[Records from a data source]
____

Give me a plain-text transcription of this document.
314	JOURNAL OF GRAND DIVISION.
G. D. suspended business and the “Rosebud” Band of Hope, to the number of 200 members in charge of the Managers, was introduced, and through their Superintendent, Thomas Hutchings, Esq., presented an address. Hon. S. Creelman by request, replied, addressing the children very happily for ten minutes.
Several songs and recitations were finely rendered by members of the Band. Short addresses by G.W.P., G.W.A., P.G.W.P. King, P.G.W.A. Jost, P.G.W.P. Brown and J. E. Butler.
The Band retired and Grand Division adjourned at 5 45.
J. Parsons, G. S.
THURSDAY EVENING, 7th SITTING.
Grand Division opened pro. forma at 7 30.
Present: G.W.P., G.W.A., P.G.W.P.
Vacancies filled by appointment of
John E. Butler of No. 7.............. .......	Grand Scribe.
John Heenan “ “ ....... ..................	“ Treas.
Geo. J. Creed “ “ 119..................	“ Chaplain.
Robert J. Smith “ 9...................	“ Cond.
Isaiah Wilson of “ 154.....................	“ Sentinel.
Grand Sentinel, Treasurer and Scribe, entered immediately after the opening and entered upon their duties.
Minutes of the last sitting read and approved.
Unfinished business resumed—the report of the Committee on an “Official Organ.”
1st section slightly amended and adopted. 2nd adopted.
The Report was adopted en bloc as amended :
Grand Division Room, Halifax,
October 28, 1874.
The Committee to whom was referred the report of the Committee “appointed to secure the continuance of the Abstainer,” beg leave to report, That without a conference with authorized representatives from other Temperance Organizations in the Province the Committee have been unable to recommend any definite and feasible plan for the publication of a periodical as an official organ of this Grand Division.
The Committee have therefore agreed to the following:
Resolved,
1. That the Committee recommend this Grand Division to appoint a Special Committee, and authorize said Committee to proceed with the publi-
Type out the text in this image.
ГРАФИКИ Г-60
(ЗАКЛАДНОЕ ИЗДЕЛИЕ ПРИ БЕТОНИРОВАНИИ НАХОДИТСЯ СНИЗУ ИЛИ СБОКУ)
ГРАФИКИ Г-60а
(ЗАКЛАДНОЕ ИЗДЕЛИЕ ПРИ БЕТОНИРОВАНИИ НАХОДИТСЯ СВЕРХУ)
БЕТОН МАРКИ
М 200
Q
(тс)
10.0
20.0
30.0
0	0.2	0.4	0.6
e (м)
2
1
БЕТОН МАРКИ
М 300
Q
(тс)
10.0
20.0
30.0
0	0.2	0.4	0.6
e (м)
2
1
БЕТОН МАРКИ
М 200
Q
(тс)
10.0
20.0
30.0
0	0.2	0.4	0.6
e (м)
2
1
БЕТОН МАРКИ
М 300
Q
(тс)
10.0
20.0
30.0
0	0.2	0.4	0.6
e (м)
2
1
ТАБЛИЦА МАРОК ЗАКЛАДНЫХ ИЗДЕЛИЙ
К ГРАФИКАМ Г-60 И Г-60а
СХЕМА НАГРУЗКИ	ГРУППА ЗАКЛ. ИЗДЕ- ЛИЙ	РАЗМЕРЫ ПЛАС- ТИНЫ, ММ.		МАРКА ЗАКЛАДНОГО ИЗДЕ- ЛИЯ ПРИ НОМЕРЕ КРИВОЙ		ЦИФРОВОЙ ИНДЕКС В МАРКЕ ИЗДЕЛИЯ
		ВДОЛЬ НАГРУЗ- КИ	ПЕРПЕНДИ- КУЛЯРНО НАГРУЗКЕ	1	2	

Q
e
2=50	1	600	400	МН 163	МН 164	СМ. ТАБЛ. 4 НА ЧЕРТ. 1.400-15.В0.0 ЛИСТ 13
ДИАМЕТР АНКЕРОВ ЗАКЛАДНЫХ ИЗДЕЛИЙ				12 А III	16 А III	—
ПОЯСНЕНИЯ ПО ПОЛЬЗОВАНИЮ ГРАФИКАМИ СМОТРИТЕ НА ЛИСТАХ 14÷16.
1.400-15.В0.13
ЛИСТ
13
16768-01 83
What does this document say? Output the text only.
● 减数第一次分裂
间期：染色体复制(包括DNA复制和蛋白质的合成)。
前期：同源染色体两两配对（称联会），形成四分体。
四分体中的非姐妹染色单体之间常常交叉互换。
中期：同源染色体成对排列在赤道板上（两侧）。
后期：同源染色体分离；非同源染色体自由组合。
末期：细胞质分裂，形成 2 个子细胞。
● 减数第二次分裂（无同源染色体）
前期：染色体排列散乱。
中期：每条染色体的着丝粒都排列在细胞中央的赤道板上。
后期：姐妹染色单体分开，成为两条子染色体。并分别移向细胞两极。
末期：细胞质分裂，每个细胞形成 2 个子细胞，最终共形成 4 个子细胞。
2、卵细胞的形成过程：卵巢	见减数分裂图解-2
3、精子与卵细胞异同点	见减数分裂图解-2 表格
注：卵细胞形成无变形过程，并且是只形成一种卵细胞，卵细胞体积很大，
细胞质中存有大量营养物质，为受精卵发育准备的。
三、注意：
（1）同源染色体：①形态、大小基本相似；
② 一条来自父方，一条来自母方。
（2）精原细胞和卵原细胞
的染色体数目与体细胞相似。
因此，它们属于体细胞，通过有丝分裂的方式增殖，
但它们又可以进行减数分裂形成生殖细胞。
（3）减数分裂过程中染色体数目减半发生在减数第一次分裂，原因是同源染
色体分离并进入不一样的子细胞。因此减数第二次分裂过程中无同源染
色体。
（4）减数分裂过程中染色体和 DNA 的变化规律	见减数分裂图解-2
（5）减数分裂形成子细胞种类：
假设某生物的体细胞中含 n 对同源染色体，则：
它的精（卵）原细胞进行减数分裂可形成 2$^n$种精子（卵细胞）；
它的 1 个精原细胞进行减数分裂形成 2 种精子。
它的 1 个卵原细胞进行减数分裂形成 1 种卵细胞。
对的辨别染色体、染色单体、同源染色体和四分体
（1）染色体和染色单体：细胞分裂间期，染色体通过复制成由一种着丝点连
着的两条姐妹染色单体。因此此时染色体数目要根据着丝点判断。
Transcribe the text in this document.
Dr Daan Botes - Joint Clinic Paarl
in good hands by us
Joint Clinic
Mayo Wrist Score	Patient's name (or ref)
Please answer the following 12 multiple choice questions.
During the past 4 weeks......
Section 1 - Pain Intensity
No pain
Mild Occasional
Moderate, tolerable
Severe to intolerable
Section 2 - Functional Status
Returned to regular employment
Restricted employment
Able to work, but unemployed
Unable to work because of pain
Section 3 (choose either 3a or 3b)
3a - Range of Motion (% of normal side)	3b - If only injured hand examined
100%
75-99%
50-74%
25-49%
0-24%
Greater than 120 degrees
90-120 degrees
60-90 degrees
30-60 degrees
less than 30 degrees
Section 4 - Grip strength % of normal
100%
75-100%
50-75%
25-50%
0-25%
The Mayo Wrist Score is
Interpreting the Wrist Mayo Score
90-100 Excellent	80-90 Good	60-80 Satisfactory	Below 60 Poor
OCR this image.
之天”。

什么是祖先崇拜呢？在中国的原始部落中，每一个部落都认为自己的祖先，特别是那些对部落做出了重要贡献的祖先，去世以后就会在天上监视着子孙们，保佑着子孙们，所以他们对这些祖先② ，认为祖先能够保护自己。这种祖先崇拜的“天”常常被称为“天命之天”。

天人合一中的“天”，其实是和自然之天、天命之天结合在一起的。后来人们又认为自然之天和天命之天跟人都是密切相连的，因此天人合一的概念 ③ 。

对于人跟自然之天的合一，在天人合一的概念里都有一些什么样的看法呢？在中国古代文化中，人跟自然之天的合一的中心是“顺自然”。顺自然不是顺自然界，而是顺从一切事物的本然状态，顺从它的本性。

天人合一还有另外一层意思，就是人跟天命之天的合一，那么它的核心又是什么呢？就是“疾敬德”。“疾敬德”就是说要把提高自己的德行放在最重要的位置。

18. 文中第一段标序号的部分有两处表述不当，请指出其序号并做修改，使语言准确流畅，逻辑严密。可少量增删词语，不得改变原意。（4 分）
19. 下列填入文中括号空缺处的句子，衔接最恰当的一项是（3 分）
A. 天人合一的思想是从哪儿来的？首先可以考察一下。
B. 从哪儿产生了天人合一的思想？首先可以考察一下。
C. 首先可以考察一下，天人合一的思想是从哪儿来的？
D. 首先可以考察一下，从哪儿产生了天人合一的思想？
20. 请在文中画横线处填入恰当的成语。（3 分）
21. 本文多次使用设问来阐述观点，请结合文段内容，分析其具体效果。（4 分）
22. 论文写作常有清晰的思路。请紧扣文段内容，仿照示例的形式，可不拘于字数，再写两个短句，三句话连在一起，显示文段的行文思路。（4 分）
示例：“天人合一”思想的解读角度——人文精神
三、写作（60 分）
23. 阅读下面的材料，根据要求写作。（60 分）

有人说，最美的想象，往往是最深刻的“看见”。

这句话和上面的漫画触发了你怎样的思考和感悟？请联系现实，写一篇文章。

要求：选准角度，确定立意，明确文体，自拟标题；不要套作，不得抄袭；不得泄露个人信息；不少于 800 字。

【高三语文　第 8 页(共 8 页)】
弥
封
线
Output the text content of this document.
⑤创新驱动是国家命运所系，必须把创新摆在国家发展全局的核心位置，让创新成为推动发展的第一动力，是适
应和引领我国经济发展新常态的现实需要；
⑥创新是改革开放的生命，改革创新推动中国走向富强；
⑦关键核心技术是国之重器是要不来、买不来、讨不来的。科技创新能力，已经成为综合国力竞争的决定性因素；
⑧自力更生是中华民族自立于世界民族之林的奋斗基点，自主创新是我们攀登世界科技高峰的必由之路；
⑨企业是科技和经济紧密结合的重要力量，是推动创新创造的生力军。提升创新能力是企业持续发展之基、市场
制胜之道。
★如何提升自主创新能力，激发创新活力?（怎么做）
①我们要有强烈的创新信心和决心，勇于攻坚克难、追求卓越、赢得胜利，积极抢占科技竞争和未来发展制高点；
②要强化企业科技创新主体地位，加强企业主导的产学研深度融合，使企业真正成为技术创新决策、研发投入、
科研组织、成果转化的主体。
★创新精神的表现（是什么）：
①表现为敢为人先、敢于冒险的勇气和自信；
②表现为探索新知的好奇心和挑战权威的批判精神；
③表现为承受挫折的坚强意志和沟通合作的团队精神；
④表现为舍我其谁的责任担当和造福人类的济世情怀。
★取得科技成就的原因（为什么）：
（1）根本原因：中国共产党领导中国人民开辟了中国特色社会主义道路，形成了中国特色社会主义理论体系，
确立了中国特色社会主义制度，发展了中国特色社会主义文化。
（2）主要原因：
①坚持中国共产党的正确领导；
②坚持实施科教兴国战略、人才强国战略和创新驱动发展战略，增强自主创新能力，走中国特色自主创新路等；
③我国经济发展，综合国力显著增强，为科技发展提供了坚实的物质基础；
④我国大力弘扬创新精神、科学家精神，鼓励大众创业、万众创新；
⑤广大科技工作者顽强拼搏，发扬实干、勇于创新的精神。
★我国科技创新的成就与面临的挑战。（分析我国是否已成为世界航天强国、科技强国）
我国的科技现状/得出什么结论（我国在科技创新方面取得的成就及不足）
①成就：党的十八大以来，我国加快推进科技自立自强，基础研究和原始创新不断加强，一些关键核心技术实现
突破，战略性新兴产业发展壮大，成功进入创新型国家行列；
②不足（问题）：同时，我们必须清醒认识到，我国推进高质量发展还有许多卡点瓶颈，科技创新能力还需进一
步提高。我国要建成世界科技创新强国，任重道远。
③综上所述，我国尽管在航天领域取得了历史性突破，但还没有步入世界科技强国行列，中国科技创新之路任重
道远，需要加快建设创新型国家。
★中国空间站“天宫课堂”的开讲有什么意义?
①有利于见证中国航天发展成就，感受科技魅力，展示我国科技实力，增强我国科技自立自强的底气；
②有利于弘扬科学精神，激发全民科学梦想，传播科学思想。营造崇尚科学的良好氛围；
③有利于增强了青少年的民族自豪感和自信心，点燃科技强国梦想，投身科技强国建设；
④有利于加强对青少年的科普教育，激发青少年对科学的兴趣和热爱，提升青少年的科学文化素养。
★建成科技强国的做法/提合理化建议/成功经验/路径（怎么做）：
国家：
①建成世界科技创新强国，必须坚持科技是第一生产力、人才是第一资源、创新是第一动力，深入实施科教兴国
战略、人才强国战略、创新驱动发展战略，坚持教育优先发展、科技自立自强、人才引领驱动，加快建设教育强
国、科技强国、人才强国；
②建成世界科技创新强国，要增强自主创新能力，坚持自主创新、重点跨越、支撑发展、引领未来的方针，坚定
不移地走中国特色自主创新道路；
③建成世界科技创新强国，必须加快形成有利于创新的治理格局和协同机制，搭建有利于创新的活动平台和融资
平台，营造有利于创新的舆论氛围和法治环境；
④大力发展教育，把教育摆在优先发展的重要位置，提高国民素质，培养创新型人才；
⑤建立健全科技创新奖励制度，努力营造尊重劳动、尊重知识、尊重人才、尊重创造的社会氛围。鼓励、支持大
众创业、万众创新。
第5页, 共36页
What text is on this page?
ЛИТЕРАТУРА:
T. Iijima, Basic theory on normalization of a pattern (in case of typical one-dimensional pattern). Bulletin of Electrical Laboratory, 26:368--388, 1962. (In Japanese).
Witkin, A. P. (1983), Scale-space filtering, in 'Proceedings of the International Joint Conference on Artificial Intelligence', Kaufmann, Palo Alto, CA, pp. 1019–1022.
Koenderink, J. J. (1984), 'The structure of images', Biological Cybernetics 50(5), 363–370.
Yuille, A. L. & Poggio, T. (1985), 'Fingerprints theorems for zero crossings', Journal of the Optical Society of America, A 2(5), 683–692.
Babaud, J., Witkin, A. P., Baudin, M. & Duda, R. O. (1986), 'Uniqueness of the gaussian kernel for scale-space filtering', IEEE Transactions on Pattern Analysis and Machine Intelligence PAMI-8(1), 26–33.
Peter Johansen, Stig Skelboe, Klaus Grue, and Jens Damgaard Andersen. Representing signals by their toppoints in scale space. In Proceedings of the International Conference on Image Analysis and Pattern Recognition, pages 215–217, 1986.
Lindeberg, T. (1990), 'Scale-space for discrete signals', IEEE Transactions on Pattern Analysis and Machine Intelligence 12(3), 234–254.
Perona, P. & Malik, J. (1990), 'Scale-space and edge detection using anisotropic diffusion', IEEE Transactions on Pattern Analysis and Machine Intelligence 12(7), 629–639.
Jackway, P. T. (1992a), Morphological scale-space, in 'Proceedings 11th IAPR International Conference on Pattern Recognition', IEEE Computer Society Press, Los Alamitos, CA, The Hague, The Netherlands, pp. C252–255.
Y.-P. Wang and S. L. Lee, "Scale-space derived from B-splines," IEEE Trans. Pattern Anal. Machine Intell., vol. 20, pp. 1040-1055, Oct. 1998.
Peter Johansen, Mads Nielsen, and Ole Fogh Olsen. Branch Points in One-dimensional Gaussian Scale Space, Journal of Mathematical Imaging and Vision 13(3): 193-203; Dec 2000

____

Short task: In the listing above, count each line that holds the string "members". Give the number only.

Solution: 2